**AIM**
Show every line in the entries below where the word "color" appears.

Chart and figure data:
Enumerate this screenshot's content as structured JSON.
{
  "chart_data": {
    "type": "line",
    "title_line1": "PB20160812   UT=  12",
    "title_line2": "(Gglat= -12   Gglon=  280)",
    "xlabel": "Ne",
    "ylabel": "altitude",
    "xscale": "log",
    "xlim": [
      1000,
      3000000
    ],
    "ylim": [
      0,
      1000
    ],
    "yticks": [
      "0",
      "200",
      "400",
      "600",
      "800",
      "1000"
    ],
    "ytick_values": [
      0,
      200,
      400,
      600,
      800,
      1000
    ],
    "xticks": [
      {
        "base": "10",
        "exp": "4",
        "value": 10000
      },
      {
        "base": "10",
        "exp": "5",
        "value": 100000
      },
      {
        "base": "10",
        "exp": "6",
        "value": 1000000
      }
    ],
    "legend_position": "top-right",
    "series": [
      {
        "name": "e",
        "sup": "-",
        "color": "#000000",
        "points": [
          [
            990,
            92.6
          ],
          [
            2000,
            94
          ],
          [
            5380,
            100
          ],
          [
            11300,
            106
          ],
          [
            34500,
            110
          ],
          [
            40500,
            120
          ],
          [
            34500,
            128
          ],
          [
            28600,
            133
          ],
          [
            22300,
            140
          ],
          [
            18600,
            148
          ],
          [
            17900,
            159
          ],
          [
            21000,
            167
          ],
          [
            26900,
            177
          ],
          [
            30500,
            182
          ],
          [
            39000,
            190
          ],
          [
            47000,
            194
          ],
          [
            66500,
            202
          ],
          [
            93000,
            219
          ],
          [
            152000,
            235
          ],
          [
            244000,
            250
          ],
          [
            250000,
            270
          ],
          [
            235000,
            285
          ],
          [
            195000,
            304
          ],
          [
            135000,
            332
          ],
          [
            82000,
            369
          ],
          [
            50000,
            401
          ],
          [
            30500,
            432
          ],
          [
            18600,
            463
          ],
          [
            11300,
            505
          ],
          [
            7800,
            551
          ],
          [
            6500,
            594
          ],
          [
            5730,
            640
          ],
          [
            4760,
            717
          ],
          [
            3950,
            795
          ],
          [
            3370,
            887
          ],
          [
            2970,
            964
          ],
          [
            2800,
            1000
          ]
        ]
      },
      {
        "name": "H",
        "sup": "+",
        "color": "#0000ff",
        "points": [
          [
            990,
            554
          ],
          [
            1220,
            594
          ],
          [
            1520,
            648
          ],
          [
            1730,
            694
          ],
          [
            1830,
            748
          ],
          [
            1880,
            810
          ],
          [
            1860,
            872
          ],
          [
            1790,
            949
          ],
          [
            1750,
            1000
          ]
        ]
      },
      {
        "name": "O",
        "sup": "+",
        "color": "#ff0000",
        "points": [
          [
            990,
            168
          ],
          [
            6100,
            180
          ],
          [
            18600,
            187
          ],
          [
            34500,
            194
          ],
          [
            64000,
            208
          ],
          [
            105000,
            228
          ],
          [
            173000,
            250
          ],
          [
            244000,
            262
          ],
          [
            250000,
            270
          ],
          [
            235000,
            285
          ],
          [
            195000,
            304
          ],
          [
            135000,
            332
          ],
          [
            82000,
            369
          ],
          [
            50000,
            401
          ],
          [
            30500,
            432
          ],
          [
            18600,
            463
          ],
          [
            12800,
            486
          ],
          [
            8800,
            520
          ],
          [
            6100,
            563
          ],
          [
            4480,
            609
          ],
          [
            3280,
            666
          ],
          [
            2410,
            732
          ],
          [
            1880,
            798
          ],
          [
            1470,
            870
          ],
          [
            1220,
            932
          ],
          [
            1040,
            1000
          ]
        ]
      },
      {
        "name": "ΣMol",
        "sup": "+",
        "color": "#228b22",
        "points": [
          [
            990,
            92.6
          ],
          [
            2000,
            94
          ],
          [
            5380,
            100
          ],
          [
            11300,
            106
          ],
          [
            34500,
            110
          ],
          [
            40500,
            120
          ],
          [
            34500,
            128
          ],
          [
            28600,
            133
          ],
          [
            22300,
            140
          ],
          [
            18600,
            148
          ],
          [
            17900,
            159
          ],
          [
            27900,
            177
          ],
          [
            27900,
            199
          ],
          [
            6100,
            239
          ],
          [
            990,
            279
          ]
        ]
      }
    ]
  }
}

**WRITTEN ANSWER**
        "color": "#000000",
        "color": "#0000ff",
        "color": "#ff0000",
        "color": "#228b22",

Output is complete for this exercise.